## OBJECTIVE
Output the lines that follow exactly as they are.

## THE DATA
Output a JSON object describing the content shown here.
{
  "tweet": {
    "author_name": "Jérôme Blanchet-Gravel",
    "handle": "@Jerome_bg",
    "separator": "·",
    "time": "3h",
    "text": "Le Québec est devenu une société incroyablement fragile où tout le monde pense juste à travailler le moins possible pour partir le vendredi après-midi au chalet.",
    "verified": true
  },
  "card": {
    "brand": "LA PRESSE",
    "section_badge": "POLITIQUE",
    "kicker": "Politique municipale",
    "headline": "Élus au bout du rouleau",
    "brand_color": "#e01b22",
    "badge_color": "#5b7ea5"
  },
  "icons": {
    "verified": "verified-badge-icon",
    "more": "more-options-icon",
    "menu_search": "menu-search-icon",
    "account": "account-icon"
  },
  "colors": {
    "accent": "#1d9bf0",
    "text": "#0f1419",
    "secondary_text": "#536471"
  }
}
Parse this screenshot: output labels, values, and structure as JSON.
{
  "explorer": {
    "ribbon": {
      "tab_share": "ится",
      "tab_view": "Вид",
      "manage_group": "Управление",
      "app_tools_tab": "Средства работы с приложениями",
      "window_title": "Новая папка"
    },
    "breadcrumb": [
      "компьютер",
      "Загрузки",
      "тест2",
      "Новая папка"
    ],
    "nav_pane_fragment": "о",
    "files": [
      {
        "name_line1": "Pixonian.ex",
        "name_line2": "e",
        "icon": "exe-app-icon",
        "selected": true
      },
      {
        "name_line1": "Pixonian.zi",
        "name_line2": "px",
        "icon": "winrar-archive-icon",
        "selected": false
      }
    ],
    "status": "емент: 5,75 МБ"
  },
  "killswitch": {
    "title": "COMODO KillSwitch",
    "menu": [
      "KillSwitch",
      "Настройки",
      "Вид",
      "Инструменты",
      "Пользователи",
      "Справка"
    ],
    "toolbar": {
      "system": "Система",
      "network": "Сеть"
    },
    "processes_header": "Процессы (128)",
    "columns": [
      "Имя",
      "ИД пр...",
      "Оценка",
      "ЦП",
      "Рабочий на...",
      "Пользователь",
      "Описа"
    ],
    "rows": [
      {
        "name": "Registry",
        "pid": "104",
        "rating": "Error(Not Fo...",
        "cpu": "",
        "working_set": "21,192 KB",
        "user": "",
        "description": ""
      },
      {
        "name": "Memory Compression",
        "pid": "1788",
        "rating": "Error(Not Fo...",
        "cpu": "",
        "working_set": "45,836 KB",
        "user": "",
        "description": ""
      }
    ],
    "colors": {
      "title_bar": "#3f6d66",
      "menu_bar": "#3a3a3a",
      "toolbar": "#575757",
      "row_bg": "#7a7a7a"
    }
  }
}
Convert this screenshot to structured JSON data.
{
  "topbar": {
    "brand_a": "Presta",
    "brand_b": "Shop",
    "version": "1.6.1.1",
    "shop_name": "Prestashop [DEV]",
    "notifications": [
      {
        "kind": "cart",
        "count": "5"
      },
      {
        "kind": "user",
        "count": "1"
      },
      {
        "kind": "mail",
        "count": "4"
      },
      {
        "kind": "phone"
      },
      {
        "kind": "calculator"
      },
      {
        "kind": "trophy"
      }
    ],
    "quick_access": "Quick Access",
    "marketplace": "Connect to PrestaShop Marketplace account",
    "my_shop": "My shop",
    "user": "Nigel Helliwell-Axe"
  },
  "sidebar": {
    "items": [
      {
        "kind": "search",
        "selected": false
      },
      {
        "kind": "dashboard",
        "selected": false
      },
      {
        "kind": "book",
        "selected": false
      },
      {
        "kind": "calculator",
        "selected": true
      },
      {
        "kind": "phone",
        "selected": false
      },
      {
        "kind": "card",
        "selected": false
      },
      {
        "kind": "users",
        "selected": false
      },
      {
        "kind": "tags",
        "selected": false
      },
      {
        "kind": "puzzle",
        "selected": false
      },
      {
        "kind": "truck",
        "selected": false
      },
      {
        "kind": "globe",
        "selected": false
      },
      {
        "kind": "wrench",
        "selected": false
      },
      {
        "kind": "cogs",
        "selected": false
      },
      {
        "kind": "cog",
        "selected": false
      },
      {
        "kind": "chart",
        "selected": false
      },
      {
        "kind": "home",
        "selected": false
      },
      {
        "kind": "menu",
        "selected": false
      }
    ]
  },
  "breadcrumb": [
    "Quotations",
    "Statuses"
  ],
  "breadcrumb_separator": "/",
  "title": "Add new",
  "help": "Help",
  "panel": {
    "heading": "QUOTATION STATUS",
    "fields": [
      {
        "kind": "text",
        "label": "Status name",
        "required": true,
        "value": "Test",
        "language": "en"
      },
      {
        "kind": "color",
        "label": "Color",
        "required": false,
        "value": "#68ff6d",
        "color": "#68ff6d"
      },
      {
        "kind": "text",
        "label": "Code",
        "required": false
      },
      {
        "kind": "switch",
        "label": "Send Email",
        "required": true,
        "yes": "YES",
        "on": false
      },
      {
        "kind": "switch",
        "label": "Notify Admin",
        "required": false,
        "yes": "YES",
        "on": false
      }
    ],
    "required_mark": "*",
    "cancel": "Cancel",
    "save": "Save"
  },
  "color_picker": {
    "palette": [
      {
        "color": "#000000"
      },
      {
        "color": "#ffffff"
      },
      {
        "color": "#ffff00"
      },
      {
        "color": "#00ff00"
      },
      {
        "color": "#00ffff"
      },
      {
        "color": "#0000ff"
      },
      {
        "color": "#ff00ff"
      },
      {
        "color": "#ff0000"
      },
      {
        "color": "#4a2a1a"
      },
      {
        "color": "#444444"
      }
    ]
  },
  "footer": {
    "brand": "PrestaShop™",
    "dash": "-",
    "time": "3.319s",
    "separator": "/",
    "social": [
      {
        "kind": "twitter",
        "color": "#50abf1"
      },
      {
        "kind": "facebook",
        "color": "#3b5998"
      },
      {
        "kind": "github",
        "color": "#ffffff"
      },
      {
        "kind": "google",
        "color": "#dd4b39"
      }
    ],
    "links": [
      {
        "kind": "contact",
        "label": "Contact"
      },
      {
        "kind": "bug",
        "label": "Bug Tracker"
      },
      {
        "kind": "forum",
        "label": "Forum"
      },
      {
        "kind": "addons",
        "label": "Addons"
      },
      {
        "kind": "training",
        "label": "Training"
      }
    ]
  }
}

## ANSWER TO THE TASK
Output a JSON object describing the content shown here.
{
  "tweet": {
    "author_name": "Jérôme Blanchet-Gravel",
    "handle": "@Jerome_bg",
    "separator": "·",
    "time": "3h",
    "text": "Le Québec est devenu une société incroyablement fragile où tout le monde pense juste à travailler le moins possible pour partir le vendredi après-midi au chalet.",
    "verified": true
  },
  "card": {
    "brand": "LA PRESSE",
    "section_badge": "POLITIQUE",
    "kicker": "Politique municipale",
    "headline": "Élus au bout du rouleau",
    "brand_color": "#e01b22",
    "badge_color": "#5b7ea5"
  },
  "icons": {
    "verified": "verified-badge-icon",
    "more": "more-options-icon",
    "menu_search": "menu-search-icon",
    "account": "account-icon"
  },
  "colors": {
    "accent": "#1d9bf0",
    "text": "#0f1419",
    "secondary_text": "#536471"
  }
}
Parse this screenshot: output labels, values, and structure as JSON.
{
  "explorer": {
    "ribbon": {
      "tab_share": "ится",
      "tab_view": "Вид",
      "manage_group": "Управление",
      "app_tools_tab": "Средства работы с приложениями",
      "window_title": "Новая папка"
    },
    "breadcrumb": [
      "компьютер",
      "Загрузки",
      "тест2",
      "Новая папка"
    ],
    "nav_pane_fragment": "о",
    "files": [
      {
        "name_line1": "Pixonian.ex",
        "name_line2": "e",
        "icon": "exe-app-icon",
        "selected": true
      },
      {
        "name_line1": "Pixonian.zi",
        "name_line2": "px",
        "icon": "winrar-archive-icon",
        "selected": false
      }
    ],
    "status": "емент: 5,75 МБ"
  },
  "killswitch": {
    "title": "COMODO KillSwitch",
    "menu": [
      "KillSwitch",
      "Настройки",
      "Вид",
      "Инструменты",
      "Пользователи",
      "Справка"
    ],
    "toolbar": {
      "system": "Система",
      "network": "Сеть"
    },
    "processes_header": "Процессы (128)",
    "columns": [
      "Имя",
      "ИД пр...",
      "Оценка",
      "ЦП",
      "Рабочий на...",
      "Пользователь",
      "Описа"
    ],
    "rows": [
      {
        "name": "Registry",
        "pid": "104",
        "rating": "Error(Not Fo...",
        "cpu": "",
        "working_set": "21,192 KB",
        "user": "",
        "description": ""
      },
      {
        "name": "Memory Compression",
        "pid": "1788",
        "rating": "Error(Not Fo...",
        "cpu": "",
        "working_set": "45,836 KB",
        "user": "",
        "description": ""
      }
    ],
    "colors": {
      "title_bar": "#3f6d66",
      "menu_bar": "#3a3a3a",
      "toolbar": "#575757",
      "row_bg": "#7a7a7a"
    }
  }
}
Convert this screenshot to structured JSON data.
{
  "topbar": {
    "brand_a": "Presta",
    "brand_b": "Shop",
    "version": "1.6.1.1",
    "shop_name": "Prestashop [DEV]",
    "notifications": [
      {
        "kind": "cart",
        "count": "5"
      },
      {
        "kind": "user",
        "count": "1"
      },
      {
        "kind": "mail",
        "count": "4"
      },
      {
        "kind": "phone"
      },
      {
        "kind": "calculator"
      },
      {
        "kind": "trophy"
      }
    ],
    "quick_access": "Quick Access",
    "marketplace": "Connect to PrestaShop Marketplace account",
    "my_shop": "My shop",
    "user": "Nigel Helliwell-Axe"
  },
  "sidebar": {
    "items": [
      {
        "kind": "search",
        "selected": false
      },
      {
        "kind": "dashboard",
        "selected": false
      },
      {
        "kind": "book",
        "selected": false
      },
      {
        "kind": "calculator",
        "selected": true
      },
      {
        "kind": "phone",
        "selected": false
      },
      {
        "kind": "card",
        "selected": false
      },
      {
        "kind": "users",
        "selected": false
      },
      {
        "kind": "tags",
        "selected": false
      },
      {
        "kind": "puzzle",
        "selected": false
      },
      {
        "kind": "truck",
        "selected": false
      },
      {
        "kind": "globe",
        "selected": false
      },
      {
        "kind": "wrench",
        "selected": false
      },
      {
        "kind": "cogs",
        "selected": false
      },
      {
        "kind": "cog",
        "selected": false
      },
      {
        "kind": "chart",
        "selected": false
      },
      {
        "kind": "home",
        "selected": false
      },
      {
        "kind": "menu",
        "selected": false
      }
    ]
  },
  "breadcrumb": [
    "Quotations",
    "Statuses"
  ],
  "breadcrumb_separator": "/",
  "title": "Add new",
  "help": "Help",
  "panel": {
    "heading": "QUOTATION STATUS",
    "fields": [
      {
        "kind": "text",
        "label": "Status name",
        "required": true,
        "value": "Test",
        "language": "en"
      },
      {
        "kind": "color",
        "label": "Color",
        "required": false,
        "value": "#68ff6d",
        "color": "#68ff6d"
      },
      {
        "kind": "text",
        "label": "Code",
        "required": false
      },
      {
        "kind": "switch",
        "label": "Send Email",
        "required": true,
        "yes": "YES",
        "on": false
      },
      {
        "kind": "switch",
        "label": "Notify Admin",
        "required": false,
        "yes": "YES",
        "on": false
      }
    ],
    "required_mark": "*",
    "cancel": "Cancel",
    "save": "Save"
  },
  "color_picker": {
    "palette": [
      {
        "color": "#000000"
      },
      {
        "color": "#ffffff"
      },
      {
        "color": "#ffff00"
      },
      {
        "color": "#00ff00"
      },
      {
        "color": "#00ffff"
      },
      {
        "color": "#0000ff"
      },
      {
        "color": "#ff00ff"
      },
      {
        "color": "#ff0000"
      },
      {
        "color": "#4a2a1a"
      },
      {
        "color": "#444444"
      }
    ]
  },
  "footer": {
    "brand": "PrestaShop™",
    "dash": "-",
    "time": "3.319s",
    "separator": "/",
    "social": [
      {
        "kind": "twitter",
        "color": "#50abf1"
      },
      {
        "kind": "facebook",
        "color": "#3b5998"
      },
      {
        "kind": "github",
        "color": "#ffffff"
      },
      {
        "kind": "google",
        "color": "#dd4b39"
      }
    ],
    "links": [
      {
        "kind": "contact",
        "label": "Contact"
      },
      {
        "kind": "bug",
        "label": "Bug Tracker"
      },
      {
        "kind": "forum",
        "label": "Forum"
      },
      {
        "kind": "addons",
        "label": "Addons"
      },
      {
        "kind": "training",
        "label": "Training"
      }
    ]
  }
}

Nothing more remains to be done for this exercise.